**Record set**.
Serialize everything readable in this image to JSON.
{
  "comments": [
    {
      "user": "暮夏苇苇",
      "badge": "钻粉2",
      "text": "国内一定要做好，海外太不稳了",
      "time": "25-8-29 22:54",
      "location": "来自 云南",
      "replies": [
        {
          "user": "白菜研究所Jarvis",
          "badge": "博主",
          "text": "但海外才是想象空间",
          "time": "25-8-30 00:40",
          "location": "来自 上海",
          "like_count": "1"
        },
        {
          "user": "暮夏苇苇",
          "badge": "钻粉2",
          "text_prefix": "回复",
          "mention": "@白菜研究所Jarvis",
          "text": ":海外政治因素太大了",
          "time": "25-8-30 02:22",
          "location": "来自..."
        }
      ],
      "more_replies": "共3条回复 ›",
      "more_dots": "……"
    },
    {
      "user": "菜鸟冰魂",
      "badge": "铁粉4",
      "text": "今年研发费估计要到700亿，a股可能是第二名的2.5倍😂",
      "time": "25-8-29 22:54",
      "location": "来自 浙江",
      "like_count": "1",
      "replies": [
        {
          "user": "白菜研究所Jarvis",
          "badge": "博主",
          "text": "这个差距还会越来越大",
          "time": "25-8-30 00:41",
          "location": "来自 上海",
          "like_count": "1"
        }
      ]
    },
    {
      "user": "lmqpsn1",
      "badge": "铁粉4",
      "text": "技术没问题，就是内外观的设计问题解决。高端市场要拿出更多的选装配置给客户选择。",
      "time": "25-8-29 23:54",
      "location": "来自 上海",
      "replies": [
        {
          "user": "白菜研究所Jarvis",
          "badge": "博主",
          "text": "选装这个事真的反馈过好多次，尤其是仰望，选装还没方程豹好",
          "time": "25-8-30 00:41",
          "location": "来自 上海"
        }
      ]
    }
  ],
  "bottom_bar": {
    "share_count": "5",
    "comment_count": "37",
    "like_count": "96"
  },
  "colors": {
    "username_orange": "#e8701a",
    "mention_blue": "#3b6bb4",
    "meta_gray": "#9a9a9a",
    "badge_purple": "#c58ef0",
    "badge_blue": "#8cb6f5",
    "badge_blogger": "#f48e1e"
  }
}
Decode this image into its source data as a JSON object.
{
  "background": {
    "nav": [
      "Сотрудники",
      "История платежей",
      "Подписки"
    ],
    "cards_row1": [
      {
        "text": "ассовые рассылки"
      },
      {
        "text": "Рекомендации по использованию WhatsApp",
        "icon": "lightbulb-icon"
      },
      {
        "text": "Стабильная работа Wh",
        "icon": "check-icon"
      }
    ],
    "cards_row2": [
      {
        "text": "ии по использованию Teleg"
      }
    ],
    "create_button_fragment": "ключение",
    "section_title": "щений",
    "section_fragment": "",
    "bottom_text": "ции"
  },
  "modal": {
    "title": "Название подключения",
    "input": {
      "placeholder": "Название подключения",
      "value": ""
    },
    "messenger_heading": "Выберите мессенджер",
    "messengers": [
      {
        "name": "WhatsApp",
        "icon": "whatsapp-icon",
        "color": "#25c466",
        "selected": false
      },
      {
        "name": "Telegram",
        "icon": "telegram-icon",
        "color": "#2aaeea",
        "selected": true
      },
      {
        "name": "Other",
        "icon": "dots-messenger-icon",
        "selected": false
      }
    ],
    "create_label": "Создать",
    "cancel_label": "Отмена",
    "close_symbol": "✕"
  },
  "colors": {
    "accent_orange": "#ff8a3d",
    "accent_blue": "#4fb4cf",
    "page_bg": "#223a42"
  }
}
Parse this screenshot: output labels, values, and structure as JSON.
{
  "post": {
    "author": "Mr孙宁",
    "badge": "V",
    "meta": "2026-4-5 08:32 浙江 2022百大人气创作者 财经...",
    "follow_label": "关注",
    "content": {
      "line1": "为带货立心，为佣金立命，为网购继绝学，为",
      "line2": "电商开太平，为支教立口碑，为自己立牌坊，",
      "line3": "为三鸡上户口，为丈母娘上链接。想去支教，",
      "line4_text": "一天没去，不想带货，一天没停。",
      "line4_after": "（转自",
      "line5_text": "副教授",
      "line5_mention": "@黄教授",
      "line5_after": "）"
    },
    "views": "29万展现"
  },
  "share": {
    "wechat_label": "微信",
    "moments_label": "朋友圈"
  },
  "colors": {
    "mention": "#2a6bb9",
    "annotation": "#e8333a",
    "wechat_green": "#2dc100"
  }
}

**Set task**. Write the material out again word for word.

**Answer to the task**.
Serialize everything readable in this image to JSON.
{
  "comments": [
    {
      "user": "暮夏苇苇",
      "badge": "钻粉2",
      "text": "国内一定要做好，海外太不稳了",
      "time": "25-8-29 22:54",
      "location": "来自 云南",
      "replies": [
        {
          "user": "白菜研究所Jarvis",
          "badge": "博主",
          "text": "但海外才是想象空间",
          "time": "25-8-30 00:40",
          "location": "来自 上海",
          "like_count": "1"
        },
        {
          "user": "暮夏苇苇",
          "badge": "钻粉2",
          "text_prefix": "回复",
          "mention": "@白菜研究所Jarvis",
          "text": ":海外政治因素太大了",
          "time": "25-8-30 02:22",
          "location": "来自..."
        }
      ],
      "more_replies": "共3条回复 ›",
      "more_dots": "……"
    },
    {
      "user": "菜鸟冰魂",
      "badge": "铁粉4",
      "text": "今年研发费估计要到700亿，a股可能是第二名的2.5倍😂",
      "time": "25-8-29 22:54",
      "location": "来自 浙江",
      "like_count": "1",
      "replies": [
        {
          "user": "白菜研究所Jarvis",
          "badge": "博主",
          "text": "这个差距还会越来越大",
          "time": "25-8-30 00:41",
          "location": "来自 上海",
          "like_count": "1"
        }
      ]
    },
    {
      "user": "lmqpsn1",
      "badge": "铁粉4",
      "text": "技术没问题，就是内外观的设计问题解决。高端市场要拿出更多的选装配置给客户选择。",
      "time": "25-8-29 23:54",
      "location": "来自 上海",
      "replies": [
        {
          "user": "白菜研究所Jarvis",
          "badge": "博主",
          "text": "选装这个事真的反馈过好多次，尤其是仰望，选装还没方程豹好",
          "time": "25-8-30 00:41",
          "location": "来自 上海"
        }
      ]
    }
  ],
  "bottom_bar": {
    "share_count": "5",
    "comment_count": "37",
    "like_count": "96"
  },
  "colors": {
    "username_orange": "#e8701a",
    "mention_blue": "#3b6bb4",
    "meta_gray": "#9a9a9a",
    "badge_purple": "#c58ef0",
    "badge_blue": "#8cb6f5",
    "badge_blogger": "#f48e1e"
  }
}
Decode this image into its source data as a JSON object.
{
  "background": {
    "nav": [
      "Сотрудники",
      "История платежей",
      "Подписки"
    ],
    "cards_row1": [
      {
        "text": "ассовые рассылки"
      },
      {
        "text": "Рекомендации по использованию WhatsApp",
        "icon": "lightbulb-icon"
      },
      {
        "text": "Стабильная работа Wh",
        "icon": "check-icon"
      }
    ],
    "cards_row2": [
      {
        "text": "ии по использованию Teleg"
      }
    ],
    "create_button_fragment": "ключение",
    "section_title": "щений",
    "section_fragment": "",
    "bottom_text": "ции"
  },
  "modal": {
    "title": "Название подключения",
    "input": {
      "placeholder": "Название подключения",
      "value": ""
    },
    "messenger_heading": "Выберите мессенджер",
    "messengers": [
      {
        "name": "WhatsApp",
        "icon": "whatsapp-icon",
        "color": "#25c466",
        "selected": false
      },
      {
        "name": "Telegram",
        "icon": "telegram-icon",
        "color": "#2aaeea",
        "selected": true
      },
      {
        "name": "Other",
        "icon": "dots-messenger-icon",
        "selected": false
      }
    ],
    "create_label": "Создать",
    "cancel_label": "Отмена",
    "close_symbol": "✕"
  },
  "colors": {
    "accent_orange": "#ff8a3d",
    "accent_blue": "#4fb4cf",
    "page_bg": "#223a42"
  }
}
Parse this screenshot: output labels, values, and structure as JSON.
{
  "post": {
    "author": "Mr孙宁",
    "badge": "V",
    "meta": "2026-4-5 08:32 浙江 2022百大人气创作者 财经...",
    "follow_label": "关注",
    "content": {
      "line1": "为带货立心，为佣金立命，为网购继绝学，为",
      "line2": "电商开太平，为支教立口碑，为自己立牌坊，",
      "line3": "为三鸡上户口，为丈母娘上链接。想去支教，",
      "line4_text": "一天没去，不想带货，一天没停。",
      "line4_after": "（转自",
      "line5_text": "副教授",
      "line5_mention": "@黄教授",
      "line5_after": "）"
    },
    "views": "29万展现"
  },
  "share": {
    "wechat_label": "微信",
    "moments_label": "朋友圈"
  },
  "colors": {
    "mention": "#2a6bb9",
    "annotation": "#e8333a",
    "wechat_green": "#2dc100"
  }
}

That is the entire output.